* Start *

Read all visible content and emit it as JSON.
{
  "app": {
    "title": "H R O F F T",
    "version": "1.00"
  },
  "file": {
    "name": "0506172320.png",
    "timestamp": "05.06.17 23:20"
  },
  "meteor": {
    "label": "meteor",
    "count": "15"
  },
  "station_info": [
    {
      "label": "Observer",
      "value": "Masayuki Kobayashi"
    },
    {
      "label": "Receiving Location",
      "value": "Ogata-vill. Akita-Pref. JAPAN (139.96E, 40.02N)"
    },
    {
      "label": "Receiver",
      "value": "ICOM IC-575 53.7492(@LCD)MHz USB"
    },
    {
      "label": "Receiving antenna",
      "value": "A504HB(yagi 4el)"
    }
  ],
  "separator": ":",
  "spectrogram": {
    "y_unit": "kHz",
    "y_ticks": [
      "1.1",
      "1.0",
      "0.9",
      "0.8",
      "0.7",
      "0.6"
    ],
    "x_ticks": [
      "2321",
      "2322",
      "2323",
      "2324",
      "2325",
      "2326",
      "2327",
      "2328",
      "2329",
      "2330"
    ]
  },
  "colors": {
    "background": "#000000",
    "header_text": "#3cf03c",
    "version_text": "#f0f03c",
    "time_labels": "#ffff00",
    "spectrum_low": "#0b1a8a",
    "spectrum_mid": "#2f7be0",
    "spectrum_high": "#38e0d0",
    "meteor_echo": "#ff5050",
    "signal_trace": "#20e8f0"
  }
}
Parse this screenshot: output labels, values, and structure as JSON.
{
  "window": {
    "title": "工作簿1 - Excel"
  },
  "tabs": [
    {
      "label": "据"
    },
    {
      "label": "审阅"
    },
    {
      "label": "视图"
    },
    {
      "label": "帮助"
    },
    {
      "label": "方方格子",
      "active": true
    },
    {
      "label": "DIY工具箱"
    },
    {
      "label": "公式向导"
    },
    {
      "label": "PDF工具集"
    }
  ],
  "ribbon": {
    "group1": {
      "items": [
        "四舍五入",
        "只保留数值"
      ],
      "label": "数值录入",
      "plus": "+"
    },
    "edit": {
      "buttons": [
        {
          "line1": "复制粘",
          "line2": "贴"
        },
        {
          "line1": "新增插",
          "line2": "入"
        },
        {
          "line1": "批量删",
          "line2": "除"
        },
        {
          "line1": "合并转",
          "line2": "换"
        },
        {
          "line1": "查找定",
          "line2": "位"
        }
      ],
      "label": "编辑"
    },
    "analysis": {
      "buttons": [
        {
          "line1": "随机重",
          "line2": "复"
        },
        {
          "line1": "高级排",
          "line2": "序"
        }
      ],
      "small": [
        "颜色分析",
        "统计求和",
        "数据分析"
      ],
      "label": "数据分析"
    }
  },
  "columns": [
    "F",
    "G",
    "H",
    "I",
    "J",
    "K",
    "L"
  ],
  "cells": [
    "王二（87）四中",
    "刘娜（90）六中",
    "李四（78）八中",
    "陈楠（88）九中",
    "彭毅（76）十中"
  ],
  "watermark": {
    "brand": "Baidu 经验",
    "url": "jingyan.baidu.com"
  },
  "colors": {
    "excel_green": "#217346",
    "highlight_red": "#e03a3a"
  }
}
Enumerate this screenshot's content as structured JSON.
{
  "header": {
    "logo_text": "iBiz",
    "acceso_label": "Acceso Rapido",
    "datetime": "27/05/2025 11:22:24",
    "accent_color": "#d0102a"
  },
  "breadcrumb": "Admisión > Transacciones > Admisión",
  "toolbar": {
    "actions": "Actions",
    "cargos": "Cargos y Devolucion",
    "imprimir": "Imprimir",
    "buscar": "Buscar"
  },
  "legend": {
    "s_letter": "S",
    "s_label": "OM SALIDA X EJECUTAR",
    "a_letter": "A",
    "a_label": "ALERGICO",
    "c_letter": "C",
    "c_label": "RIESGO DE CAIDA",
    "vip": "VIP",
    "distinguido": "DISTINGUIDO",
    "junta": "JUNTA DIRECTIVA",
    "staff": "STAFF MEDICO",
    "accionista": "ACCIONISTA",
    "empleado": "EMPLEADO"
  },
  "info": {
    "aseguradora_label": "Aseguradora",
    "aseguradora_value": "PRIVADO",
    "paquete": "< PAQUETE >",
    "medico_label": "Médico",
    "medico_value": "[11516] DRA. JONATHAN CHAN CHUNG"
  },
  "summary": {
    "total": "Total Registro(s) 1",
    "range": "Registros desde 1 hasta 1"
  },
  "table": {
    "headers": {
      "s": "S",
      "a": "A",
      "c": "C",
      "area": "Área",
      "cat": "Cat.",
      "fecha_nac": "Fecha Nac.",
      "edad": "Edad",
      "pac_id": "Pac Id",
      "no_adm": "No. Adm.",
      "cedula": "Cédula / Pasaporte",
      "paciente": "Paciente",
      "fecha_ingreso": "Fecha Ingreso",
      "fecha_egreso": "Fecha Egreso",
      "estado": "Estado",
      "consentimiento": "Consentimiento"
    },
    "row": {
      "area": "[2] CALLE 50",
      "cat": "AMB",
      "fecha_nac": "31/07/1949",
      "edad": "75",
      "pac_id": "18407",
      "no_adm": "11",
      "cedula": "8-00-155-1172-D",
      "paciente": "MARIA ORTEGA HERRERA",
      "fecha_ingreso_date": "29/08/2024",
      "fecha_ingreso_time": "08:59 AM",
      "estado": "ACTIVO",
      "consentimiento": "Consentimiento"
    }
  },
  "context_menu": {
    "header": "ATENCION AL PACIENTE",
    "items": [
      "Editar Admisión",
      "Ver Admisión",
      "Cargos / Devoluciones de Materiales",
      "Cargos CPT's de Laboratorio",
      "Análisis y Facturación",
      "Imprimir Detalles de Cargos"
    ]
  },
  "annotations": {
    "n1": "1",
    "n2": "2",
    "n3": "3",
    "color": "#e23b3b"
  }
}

* End *

**PROBLEM TO WORK ON:**
Word for word, quote all of the data above.

**SOLUTION TO THIS TASK:**
Read all visible content and emit it as JSON.
{
  "app": {
    "title": "H R O F F T",
    "version": "1.00"
  },
  "file": {
    "name": "0506172320.png",
    "timestamp": "05.06.17 23:20"
  },
  "meteor": {
    "label": "meteor",
    "count": "15"
  },
  "station_info": [
    {
      "label": "Observer",
      "value": "Masayuki Kobayashi"
    },
    {
      "label": "Receiving Location",
      "value": "Ogata-vill. Akita-Pref. JAPAN (139.96E, 40.02N)"
    },
    {
      "label": "Receiver",
      "value": "ICOM IC-575 53.7492(@LCD)MHz USB"
    },
    {
      "label": "Receiving antenna",
      "value": "A504HB(yagi 4el)"
    }
  ],
  "separator": ":",
  "spectrogram": {
    "y_unit": "kHz",
    "y_ticks": [
      "1.1",
      "1.0",
      "0.9",
      "0.8",
      "0.7",
      "0.6"
    ],
    "x_ticks": [
      "2321",
      "2322",
      "2323",
      "2324",
      "2325",
      "2326",
      "2327",
      "2328",
      "2329",
      "2330"
    ]
  },
  "colors": {
    "background": "#000000",
    "header_text": "#3cf03c",
    "version_text": "#f0f03c",
    "time_labels": "#ffff00",
    "spectrum_low": "#0b1a8a",
    "spectrum_mid": "#2f7be0",
    "spectrum_high": "#38e0d0",
    "meteor_echo": "#ff5050",
    "signal_trace": "#20e8f0"
  }
}
Parse this screenshot: output labels, values, and structure as JSON.
{
  "window": {
    "title": "工作簿1 - Excel"
  },
  "tabs": [
    {
      "label": "据"
    },
    {
      "label": "审阅"
    },
    {
      "label": "视图"
    },
    {
      "label": "帮助"
    },
    {
      "label": "方方格子",
      "active": true
    },
    {
      "label": "DIY工具箱"
    },
    {
      "label": "公式向导"
    },
    {
      "label": "PDF工具集"
    }
  ],
  "ribbon": {
    "group1": {
      "items": [
        "四舍五入",
        "只保留数值"
      ],
      "label": "数值录入",
      "plus": "+"
    },
    "edit": {
      "buttons": [
        {
          "line1": "复制粘",
          "line2": "贴"
        },
        {
          "line1": "新增插",
          "line2": "入"
        },
        {
          "line1": "批量删",
          "line2": "除"
        },
        {
          "line1": "合并转",
          "line2": "换"
        },
        {
          "line1": "查找定",
          "line2": "位"
        }
      ],
      "label": "编辑"
    },
    "analysis": {
      "buttons": [
        {
          "line1": "随机重",
          "line2": "复"
        },
        {
          "line1": "高级排",
          "line2": "序"
        }
      ],
      "small": [
        "颜色分析",
        "统计求和",
        "数据分析"
      ],
      "label": "数据分析"
    }
  },
  "columns": [
    "F",
    "G",
    "H",
    "I",
    "J",
    "K",
    "L"
  ],
  "cells": [
    "王二（87）四中",
    "刘娜（90）六中",
    "李四（78）八中",
    "陈楠（88）九中",
    "彭毅（76）十中"
  ],
  "watermark": {
    "brand": "Baidu 经验",
    "url": "jingyan.baidu.com"
  },
  "colors": {
    "excel_green": "#217346",
    "highlight_red": "#e03a3a"
  }
}
Enumerate this screenshot's content as structured JSON.
{
  "header": {
    "logo_text": "iBiz",
    "acceso_label": "Acceso Rapido",
    "datetime": "27/05/2025 11:22:24",
    "accent_color": "#d0102a"
  },
  "breadcrumb": "Admisión > Transacciones > Admisión",
  "toolbar": {
    "actions": "Actions",
    "cargos": "Cargos y Devolucion",
    "imprimir": "Imprimir",
    "buscar": "Buscar"
  },
  "legend": {
    "s_letter": "S",
    "s_label": "OM SALIDA X EJECUTAR",
    "a_letter": "A",
    "a_label": "ALERGICO",
    "c_letter": "C",
    "c_label": "RIESGO DE CAIDA",
    "vip": "VIP",
    "distinguido": "DISTINGUIDO",
    "junta": "JUNTA DIRECTIVA",
    "staff": "STAFF MEDICO",
    "accionista": "ACCIONISTA",
    "empleado": "EMPLEADO"
  },
  "info": {
    "aseguradora_label": "Aseguradora",
    "aseguradora_value": "PRIVADO",
    "paquete": "< PAQUETE >",
    "medico_label": "Médico",
    "medico_value": "[11516] DRA. JONATHAN CHAN CHUNG"
  },
  "summary": {
    "total": "Total Registro(s) 1",
    "range": "Registros desde 1 hasta 1"
  },
  "table": {
    "headers": {
      "s": "S",
      "a": "A",
      "c": "C",
      "area": "Área",
      "cat": "Cat.",
      "fecha_nac": "Fecha Nac.",
      "edad": "Edad",
      "pac_id": "Pac Id",
      "no_adm": "No. Adm.",
      "cedula": "Cédula / Pasaporte",
      "paciente": "Paciente",
      "fecha_ingreso": "Fecha Ingreso",
      "fecha_egreso": "Fecha Egreso",
      "estado": "Estado",
      "consentimiento": "Consentimiento"
    },
    "row": {
      "area": "[2] CALLE 50",
      "cat": "AMB",
      "fecha_nac": "31/07/1949",
      "edad": "75",
      "pac_id": "18407",
      "no_adm": "11",
      "cedula": "8-00-155-1172-D",
      "paciente": "MARIA ORTEGA HERRERA",
      "fecha_ingreso_date": "29/08/2024",
      "fecha_ingreso_time": "08:59 AM",
      "estado": "ACTIVO",
      "consentimiento": "Consentimiento"
    }
  },
  "context_menu": {
    "header": "ATENCION AL PACIENTE",
    "items": [
      "Editar Admisión",
      "Ver Admisión",
      "Cargos / Devoluciones de Materiales",
      "Cargos CPT's de Laboratorio",
      "Análisis y Facturación",
      "Imprimir Detalles de Cargos"
    ]
  },
  "annotations": {
    "n1": "1",
    "n2": "2",
    "n3": "3",
    "color": "#e23b3b"
  }
}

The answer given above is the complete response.